Data »
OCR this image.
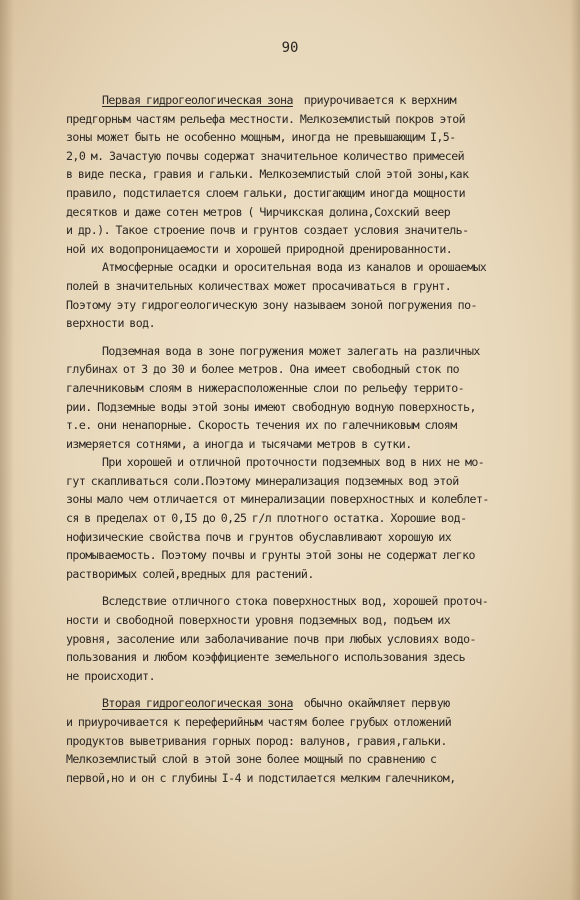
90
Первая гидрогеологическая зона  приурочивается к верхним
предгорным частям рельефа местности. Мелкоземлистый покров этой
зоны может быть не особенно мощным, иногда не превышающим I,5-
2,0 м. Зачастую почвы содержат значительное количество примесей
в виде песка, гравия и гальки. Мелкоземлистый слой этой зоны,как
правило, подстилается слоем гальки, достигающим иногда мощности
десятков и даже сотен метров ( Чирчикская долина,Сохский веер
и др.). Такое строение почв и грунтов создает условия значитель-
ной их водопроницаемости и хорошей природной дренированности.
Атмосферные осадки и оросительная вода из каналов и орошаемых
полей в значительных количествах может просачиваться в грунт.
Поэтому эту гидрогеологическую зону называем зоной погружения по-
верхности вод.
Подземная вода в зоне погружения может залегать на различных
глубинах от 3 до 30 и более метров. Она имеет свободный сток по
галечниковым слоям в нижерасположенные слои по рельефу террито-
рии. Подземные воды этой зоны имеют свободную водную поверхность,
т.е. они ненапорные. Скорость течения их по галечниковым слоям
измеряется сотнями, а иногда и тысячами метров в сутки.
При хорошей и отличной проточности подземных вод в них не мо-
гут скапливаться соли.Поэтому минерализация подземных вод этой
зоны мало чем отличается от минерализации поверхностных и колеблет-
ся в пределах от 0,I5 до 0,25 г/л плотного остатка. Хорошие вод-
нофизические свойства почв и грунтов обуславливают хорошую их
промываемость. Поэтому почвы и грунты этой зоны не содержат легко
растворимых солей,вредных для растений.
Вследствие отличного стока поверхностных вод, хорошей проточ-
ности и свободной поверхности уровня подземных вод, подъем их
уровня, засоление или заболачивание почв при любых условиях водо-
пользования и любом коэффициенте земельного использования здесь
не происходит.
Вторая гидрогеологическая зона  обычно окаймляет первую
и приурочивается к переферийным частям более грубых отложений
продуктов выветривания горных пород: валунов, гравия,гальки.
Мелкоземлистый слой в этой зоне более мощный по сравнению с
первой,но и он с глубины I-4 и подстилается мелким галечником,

* * *

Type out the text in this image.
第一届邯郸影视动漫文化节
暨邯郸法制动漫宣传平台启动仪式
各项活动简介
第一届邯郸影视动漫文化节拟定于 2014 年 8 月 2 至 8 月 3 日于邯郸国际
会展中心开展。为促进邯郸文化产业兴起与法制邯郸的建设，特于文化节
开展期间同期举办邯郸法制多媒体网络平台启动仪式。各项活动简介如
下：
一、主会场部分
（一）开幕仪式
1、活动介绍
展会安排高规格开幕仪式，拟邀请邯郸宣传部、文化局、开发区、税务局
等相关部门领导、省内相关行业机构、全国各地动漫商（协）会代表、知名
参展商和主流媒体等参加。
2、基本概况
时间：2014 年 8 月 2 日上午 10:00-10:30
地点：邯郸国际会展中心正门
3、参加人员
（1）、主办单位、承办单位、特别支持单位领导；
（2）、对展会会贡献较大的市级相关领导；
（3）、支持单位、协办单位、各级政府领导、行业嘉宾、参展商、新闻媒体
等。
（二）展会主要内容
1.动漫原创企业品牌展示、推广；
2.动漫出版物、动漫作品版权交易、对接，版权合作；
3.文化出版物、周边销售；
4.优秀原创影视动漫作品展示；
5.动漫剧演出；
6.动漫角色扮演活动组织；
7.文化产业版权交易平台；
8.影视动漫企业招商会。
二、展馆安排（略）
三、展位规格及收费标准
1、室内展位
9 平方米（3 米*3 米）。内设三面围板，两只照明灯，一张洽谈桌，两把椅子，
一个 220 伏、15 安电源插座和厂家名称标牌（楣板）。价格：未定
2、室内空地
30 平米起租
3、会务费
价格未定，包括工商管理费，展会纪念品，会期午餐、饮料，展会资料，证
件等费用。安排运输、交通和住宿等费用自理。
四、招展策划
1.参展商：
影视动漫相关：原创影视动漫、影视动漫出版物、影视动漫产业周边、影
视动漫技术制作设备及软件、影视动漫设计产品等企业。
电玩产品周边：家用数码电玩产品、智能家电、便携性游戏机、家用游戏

Written problem » Provide solely the number of lines in the data that include the word "содержат".

Task output » 2